**Exercise**
Wherever a line holds the word "GEFS", copy that line out.

**Records from a collection**
★ ★ ★

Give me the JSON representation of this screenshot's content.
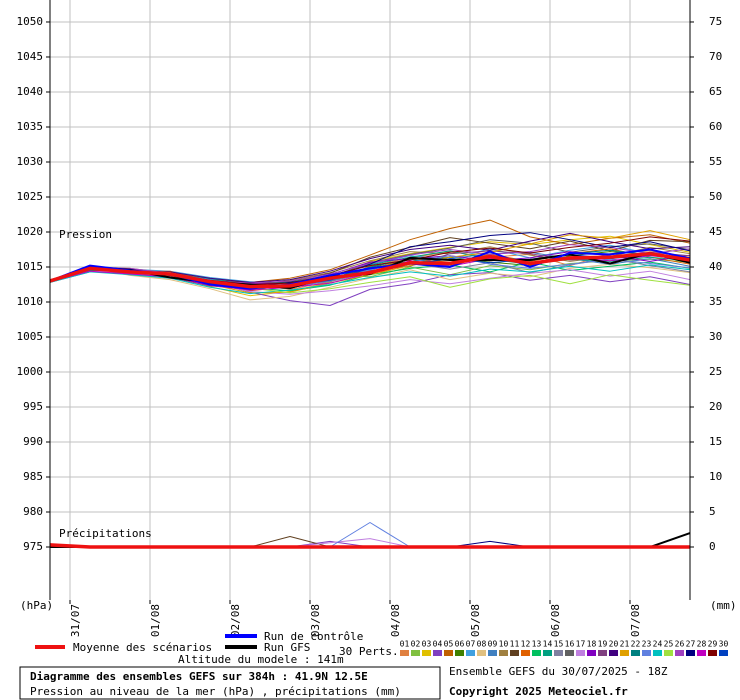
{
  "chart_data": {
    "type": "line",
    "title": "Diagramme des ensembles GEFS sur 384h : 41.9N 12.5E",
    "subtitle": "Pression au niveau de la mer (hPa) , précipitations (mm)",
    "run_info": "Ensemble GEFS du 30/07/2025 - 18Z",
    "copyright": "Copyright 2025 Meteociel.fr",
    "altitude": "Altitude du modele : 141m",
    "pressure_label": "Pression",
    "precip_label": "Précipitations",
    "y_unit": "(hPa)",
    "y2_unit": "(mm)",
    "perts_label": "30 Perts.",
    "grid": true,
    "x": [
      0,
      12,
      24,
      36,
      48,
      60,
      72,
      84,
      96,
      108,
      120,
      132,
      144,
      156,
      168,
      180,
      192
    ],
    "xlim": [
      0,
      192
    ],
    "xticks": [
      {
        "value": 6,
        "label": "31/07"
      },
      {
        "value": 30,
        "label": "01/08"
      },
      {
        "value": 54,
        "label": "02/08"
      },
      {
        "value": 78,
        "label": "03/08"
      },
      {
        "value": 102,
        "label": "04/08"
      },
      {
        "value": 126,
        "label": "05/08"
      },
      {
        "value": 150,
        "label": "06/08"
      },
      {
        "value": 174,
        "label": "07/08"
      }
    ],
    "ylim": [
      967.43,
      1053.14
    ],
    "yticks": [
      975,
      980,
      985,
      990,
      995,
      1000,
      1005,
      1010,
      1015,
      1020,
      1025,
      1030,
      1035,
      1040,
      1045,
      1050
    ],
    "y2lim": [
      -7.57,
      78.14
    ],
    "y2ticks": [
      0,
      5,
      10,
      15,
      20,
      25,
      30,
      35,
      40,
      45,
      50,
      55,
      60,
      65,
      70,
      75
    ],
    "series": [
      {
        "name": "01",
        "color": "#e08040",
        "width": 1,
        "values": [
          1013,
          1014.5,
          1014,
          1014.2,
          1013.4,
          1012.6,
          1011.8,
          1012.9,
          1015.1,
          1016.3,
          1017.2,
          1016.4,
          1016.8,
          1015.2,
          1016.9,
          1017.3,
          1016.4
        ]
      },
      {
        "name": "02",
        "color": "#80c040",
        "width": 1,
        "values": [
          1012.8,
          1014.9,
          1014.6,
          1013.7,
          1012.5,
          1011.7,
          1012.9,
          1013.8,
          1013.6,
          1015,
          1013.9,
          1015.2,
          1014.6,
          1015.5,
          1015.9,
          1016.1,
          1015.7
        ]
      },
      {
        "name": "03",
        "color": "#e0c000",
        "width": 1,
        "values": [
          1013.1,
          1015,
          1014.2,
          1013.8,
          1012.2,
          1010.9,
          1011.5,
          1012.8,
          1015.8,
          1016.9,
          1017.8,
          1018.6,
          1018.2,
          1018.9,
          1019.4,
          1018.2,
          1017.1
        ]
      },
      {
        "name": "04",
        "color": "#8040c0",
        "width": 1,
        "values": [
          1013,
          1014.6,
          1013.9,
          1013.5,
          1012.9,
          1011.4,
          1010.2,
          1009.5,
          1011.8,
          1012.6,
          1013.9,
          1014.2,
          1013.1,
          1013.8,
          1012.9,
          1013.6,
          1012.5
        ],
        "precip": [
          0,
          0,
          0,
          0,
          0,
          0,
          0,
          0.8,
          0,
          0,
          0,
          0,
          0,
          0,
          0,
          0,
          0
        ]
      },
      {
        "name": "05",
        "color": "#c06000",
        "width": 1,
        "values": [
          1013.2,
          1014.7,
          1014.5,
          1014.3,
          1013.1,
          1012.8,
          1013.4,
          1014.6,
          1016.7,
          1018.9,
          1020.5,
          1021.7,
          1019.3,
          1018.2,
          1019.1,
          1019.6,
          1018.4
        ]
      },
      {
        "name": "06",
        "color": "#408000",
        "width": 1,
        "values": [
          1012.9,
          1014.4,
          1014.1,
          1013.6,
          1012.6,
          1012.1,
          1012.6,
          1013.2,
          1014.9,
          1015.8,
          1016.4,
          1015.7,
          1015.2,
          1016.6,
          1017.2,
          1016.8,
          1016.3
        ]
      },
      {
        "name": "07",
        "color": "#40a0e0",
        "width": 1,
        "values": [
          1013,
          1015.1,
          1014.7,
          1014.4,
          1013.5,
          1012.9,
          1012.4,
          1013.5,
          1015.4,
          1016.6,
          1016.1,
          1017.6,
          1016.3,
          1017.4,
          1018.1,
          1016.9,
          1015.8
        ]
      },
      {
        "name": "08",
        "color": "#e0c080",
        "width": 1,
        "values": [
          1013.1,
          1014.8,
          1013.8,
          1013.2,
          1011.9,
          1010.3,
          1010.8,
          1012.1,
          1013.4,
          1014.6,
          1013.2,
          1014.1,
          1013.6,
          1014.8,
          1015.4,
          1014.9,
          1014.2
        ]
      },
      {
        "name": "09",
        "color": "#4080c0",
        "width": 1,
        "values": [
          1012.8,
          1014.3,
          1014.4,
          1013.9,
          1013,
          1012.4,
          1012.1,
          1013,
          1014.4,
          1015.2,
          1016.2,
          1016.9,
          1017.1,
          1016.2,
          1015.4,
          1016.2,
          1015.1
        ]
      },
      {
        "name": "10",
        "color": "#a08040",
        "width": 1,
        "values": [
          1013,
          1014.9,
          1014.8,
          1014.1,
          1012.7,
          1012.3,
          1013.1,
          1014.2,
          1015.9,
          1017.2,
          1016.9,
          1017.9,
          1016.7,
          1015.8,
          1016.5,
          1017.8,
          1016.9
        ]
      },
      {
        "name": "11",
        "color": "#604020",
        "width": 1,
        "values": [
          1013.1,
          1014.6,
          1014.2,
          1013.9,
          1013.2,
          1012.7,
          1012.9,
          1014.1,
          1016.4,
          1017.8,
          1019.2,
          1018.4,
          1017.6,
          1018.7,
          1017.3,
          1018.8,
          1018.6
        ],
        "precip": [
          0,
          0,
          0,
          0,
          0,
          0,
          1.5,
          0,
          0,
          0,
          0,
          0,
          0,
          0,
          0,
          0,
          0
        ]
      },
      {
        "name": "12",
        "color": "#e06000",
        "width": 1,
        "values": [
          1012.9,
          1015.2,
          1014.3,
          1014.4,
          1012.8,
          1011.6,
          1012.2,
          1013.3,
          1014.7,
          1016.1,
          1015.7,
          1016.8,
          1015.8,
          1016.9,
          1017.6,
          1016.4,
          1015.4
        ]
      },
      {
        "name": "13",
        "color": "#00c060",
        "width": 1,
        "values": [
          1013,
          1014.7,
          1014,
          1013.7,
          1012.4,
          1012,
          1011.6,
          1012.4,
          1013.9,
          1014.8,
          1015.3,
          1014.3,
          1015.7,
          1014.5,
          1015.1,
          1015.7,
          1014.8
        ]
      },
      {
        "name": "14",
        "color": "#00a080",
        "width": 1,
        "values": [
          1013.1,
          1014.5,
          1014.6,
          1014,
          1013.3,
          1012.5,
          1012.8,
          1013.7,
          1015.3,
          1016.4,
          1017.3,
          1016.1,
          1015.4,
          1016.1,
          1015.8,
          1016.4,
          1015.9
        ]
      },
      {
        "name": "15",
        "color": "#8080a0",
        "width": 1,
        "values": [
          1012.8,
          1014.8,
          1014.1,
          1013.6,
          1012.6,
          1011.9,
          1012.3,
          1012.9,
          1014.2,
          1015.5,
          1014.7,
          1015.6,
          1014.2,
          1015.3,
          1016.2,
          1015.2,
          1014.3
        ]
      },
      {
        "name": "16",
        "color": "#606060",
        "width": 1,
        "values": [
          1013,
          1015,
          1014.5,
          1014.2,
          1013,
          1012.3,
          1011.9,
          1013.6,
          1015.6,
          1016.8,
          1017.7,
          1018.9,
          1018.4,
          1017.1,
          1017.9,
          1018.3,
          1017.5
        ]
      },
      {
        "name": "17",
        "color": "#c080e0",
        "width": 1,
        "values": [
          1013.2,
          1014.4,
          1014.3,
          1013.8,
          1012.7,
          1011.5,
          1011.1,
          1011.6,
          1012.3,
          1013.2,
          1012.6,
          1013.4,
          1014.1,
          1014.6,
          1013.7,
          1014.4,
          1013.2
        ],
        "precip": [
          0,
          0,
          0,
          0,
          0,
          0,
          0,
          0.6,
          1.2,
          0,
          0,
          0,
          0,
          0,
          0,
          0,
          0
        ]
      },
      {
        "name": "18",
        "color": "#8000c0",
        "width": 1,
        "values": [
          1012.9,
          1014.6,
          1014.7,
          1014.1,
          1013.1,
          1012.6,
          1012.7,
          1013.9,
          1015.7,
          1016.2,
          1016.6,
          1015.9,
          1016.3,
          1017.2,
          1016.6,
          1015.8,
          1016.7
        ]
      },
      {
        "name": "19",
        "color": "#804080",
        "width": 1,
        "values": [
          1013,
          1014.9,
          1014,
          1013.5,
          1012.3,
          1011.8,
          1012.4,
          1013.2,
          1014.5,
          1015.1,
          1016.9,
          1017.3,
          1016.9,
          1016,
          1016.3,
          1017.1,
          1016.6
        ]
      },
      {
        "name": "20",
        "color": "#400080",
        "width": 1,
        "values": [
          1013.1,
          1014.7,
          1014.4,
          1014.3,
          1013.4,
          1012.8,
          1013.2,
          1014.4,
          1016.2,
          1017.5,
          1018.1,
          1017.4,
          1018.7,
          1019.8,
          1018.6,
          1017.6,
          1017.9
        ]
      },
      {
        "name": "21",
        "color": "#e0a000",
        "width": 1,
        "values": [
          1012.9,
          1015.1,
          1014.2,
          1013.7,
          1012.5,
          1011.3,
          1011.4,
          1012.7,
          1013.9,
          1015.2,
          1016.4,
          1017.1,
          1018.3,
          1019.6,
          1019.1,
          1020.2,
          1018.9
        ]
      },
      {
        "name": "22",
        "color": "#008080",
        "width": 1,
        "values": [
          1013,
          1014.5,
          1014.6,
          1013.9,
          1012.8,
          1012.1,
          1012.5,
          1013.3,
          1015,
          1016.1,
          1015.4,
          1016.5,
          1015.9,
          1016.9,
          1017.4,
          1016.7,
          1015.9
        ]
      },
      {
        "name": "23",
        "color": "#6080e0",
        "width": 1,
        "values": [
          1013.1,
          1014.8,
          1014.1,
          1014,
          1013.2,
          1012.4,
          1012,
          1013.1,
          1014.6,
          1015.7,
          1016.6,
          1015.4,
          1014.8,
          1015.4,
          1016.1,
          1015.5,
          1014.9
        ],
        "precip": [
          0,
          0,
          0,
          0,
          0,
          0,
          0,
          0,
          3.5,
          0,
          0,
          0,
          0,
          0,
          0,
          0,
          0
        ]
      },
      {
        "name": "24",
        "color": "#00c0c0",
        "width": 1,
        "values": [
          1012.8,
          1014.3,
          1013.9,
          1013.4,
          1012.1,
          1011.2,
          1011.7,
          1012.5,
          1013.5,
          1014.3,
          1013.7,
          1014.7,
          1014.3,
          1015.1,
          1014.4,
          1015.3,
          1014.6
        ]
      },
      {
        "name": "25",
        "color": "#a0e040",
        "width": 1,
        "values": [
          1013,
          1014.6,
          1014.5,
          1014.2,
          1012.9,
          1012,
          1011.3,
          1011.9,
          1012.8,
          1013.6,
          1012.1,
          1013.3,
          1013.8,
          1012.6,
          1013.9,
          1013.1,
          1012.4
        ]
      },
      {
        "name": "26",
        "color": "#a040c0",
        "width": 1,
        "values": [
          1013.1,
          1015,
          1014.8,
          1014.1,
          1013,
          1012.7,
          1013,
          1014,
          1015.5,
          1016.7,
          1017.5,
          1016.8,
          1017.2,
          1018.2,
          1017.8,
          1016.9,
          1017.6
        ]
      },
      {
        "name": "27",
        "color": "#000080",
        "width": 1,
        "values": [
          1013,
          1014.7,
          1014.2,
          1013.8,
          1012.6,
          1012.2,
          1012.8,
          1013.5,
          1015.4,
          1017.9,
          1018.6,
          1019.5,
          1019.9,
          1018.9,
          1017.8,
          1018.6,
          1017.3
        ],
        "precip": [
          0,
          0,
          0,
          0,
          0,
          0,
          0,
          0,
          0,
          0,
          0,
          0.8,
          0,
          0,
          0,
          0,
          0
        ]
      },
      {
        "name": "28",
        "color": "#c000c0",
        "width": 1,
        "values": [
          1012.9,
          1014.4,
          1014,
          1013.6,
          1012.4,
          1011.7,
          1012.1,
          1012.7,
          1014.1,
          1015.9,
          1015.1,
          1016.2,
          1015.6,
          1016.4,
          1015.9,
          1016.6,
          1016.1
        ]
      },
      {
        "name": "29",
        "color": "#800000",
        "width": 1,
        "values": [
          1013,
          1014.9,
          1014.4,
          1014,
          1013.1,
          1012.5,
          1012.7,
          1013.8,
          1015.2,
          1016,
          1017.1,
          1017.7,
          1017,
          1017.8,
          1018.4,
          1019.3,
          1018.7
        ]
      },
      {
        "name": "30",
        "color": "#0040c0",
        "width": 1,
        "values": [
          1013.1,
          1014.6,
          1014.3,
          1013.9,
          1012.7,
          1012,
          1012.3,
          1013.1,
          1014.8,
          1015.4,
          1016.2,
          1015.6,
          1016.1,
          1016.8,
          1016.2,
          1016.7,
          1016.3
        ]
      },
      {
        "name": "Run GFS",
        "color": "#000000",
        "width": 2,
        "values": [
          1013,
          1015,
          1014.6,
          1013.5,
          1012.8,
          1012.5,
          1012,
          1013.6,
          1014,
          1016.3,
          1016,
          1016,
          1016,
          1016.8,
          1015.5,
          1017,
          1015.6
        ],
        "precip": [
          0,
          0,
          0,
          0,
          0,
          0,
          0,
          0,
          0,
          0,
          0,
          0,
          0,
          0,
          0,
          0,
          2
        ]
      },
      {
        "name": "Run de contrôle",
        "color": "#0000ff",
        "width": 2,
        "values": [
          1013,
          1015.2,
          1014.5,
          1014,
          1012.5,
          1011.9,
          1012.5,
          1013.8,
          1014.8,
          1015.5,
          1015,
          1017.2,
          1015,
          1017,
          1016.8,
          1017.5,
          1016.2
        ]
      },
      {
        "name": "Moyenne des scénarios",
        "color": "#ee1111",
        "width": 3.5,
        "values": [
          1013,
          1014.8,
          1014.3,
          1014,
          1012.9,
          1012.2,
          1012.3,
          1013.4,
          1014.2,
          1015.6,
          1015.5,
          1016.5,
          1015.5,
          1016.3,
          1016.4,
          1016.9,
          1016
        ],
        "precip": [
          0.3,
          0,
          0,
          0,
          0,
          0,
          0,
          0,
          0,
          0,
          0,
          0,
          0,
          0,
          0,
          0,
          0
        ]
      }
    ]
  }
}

★ ★ ★

**Exercise solution**
    "title": "Diagramme des ensembles GEFS sur 384h : 41.9N 12.5E",
    "run_info": "Ensemble GEFS du 30/07/2025 - 18Z",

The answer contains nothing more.